Look through the material below, count the lines containing the word "التربية", and state only the count.

## Supplied material
====
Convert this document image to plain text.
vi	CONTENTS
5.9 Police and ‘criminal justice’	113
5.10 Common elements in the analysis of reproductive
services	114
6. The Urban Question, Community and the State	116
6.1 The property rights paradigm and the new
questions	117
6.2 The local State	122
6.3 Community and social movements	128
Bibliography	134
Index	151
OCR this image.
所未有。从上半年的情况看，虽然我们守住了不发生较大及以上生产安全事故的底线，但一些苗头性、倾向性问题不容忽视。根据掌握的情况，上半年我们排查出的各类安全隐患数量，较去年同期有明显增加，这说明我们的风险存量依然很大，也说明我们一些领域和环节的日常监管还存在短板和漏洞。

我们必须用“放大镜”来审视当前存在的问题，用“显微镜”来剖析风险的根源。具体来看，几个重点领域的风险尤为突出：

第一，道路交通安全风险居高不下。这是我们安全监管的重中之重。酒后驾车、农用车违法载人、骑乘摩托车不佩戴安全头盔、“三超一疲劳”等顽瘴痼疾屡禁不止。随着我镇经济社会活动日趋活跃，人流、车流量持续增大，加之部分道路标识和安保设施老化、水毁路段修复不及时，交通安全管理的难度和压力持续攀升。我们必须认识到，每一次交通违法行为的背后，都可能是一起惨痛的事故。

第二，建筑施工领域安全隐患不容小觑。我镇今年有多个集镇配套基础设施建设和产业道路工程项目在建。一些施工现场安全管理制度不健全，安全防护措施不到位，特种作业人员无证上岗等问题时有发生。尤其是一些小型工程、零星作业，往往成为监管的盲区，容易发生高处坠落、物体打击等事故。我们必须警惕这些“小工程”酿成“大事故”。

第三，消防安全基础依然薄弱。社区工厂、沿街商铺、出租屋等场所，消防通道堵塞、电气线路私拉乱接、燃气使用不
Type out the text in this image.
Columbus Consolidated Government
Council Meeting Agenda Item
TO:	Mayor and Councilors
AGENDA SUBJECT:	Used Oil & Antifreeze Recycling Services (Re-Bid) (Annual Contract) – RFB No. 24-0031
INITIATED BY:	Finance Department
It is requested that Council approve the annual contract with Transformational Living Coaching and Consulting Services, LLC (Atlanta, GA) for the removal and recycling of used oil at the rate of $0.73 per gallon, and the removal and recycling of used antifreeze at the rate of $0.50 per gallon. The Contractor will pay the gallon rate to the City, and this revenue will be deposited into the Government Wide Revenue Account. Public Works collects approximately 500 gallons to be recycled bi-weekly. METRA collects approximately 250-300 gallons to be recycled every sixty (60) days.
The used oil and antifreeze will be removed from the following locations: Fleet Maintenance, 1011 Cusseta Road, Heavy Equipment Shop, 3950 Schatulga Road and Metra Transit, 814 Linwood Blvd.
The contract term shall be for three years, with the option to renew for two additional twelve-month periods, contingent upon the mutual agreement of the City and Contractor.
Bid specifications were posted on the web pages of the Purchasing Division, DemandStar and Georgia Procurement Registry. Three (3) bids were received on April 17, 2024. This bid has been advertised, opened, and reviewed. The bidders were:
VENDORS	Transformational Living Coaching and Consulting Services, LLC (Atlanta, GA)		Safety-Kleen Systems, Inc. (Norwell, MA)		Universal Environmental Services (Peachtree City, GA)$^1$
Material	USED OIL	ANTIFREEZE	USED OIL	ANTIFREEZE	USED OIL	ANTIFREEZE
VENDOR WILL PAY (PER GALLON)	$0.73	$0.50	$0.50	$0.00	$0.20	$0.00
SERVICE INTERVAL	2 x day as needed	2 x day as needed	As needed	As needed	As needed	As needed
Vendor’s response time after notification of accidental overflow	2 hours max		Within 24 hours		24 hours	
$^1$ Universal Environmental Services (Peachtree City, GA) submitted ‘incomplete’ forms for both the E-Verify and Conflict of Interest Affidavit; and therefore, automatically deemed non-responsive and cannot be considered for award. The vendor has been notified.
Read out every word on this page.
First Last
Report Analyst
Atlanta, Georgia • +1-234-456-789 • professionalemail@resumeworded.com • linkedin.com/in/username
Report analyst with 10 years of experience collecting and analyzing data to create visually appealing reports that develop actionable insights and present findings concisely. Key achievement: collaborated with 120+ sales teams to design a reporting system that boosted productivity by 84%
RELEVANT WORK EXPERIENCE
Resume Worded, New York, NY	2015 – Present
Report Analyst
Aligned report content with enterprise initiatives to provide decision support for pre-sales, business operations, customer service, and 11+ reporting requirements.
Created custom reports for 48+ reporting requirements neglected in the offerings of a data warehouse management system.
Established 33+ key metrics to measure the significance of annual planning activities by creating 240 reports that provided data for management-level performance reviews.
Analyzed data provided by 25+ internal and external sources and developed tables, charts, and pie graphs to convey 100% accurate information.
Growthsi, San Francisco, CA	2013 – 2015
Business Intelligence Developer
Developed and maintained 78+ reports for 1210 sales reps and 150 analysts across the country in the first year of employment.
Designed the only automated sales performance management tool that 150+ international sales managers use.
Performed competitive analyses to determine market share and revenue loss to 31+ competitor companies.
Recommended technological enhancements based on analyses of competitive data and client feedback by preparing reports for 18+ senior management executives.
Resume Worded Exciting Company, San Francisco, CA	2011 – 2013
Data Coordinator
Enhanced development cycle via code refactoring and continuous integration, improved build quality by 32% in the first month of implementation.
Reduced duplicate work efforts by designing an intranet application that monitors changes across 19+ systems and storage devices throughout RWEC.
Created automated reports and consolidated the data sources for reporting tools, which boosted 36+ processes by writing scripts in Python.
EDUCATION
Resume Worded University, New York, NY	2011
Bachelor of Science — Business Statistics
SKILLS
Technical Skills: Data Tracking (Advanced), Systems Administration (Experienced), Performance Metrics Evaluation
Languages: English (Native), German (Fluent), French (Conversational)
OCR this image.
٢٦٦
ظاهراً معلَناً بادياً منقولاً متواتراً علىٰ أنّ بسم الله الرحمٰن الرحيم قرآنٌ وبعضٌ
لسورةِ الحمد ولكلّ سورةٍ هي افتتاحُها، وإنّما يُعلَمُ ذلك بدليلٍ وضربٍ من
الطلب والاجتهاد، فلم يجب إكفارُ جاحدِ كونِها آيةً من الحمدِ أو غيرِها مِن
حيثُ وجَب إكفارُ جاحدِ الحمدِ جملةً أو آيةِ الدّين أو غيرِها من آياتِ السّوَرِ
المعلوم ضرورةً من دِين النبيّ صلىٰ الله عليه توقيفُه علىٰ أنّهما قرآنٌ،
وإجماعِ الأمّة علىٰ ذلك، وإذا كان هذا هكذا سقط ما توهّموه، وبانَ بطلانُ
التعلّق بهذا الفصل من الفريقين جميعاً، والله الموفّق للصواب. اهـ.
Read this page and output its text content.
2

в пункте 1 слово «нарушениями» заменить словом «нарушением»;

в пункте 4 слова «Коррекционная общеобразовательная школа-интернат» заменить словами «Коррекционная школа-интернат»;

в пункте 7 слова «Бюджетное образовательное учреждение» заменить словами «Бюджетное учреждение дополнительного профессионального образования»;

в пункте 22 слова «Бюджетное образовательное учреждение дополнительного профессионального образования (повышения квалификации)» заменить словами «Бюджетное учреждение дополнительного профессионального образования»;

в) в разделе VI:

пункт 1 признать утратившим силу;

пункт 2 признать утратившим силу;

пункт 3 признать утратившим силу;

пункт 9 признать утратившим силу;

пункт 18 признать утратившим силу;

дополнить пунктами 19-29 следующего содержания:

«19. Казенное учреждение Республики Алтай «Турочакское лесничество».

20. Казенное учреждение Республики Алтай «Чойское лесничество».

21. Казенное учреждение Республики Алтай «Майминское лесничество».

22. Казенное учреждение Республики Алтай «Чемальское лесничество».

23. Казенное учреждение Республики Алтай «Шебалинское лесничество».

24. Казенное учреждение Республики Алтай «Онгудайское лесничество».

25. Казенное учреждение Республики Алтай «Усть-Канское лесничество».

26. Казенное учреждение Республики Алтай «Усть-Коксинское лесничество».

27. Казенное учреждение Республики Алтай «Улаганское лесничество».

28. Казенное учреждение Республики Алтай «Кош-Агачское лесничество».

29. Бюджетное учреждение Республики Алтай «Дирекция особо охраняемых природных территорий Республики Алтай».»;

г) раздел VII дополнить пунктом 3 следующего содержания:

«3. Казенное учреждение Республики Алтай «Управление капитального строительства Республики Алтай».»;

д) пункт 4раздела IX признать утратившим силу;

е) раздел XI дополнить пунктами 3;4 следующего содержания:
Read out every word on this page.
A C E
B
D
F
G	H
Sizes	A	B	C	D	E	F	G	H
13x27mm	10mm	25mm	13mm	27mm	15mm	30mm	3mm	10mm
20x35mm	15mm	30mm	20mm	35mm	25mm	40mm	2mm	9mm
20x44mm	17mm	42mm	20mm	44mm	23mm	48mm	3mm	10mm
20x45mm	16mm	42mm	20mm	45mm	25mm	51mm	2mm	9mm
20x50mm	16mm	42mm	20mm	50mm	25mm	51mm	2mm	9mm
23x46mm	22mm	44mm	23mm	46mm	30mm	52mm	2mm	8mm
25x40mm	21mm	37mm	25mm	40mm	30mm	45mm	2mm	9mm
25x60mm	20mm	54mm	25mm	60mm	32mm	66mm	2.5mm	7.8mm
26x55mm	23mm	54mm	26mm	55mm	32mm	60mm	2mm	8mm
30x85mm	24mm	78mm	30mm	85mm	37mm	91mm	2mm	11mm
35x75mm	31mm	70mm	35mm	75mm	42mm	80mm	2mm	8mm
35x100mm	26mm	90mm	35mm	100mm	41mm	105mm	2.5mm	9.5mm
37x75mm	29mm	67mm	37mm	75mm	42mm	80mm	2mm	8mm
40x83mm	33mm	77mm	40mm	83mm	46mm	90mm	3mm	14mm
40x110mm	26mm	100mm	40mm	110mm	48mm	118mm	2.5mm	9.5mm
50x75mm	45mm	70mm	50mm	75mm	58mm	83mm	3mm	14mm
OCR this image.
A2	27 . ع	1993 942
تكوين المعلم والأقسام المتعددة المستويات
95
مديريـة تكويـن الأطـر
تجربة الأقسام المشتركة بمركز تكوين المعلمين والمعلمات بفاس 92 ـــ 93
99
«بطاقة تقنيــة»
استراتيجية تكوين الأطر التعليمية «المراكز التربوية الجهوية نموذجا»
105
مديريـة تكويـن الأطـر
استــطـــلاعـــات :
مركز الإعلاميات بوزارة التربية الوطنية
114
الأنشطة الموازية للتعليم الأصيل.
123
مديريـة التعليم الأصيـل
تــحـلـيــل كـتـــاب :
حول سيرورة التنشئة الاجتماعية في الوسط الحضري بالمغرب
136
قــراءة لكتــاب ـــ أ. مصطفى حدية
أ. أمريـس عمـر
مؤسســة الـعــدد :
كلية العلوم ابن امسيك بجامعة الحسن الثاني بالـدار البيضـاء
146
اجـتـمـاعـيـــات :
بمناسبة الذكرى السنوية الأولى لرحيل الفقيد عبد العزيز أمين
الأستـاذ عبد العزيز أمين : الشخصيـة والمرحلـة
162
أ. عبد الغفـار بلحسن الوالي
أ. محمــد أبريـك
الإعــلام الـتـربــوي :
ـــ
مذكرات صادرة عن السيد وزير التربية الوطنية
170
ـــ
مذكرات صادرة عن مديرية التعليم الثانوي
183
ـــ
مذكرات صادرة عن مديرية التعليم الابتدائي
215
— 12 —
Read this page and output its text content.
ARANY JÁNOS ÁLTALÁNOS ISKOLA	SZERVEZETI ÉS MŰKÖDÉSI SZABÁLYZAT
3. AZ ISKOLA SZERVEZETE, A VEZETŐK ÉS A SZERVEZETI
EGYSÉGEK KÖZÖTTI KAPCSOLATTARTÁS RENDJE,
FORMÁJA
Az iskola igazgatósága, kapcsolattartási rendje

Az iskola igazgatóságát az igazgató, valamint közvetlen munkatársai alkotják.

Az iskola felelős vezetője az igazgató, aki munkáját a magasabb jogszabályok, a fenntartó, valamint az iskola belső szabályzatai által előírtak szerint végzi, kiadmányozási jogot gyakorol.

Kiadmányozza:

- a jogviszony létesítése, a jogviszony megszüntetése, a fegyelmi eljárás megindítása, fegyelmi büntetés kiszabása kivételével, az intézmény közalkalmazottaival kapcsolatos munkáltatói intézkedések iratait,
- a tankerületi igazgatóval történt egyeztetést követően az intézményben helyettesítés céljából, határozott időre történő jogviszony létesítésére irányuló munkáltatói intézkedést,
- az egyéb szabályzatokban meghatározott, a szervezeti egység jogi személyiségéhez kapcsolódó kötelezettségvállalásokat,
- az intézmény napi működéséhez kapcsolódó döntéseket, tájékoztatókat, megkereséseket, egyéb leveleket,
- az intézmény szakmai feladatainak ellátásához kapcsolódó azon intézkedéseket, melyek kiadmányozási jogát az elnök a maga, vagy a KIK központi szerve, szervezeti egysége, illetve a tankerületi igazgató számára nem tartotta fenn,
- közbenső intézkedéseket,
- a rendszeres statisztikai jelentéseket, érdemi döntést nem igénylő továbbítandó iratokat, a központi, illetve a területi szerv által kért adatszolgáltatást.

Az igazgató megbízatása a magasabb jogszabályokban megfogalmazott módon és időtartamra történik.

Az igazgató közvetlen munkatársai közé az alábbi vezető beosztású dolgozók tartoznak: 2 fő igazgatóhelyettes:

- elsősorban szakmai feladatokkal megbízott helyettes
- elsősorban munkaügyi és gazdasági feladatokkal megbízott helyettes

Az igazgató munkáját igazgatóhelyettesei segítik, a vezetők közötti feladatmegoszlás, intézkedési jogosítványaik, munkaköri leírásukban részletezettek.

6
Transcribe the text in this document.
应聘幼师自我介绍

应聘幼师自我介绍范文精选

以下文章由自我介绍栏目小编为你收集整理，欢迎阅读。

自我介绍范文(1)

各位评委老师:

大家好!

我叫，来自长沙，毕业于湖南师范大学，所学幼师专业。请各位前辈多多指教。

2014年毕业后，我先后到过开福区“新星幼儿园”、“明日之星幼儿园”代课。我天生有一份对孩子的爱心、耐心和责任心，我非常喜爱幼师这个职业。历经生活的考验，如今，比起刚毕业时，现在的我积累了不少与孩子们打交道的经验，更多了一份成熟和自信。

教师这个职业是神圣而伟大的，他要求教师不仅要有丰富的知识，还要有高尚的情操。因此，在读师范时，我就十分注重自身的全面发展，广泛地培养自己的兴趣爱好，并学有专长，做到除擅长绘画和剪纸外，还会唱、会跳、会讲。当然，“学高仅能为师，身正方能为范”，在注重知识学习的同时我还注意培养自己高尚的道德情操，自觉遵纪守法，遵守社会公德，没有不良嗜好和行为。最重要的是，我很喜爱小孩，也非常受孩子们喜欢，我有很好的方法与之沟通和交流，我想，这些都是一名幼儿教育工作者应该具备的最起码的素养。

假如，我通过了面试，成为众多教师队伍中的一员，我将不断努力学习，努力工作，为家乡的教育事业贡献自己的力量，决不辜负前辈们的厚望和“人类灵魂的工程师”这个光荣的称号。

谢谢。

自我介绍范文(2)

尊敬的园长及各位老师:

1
====
## Task response
2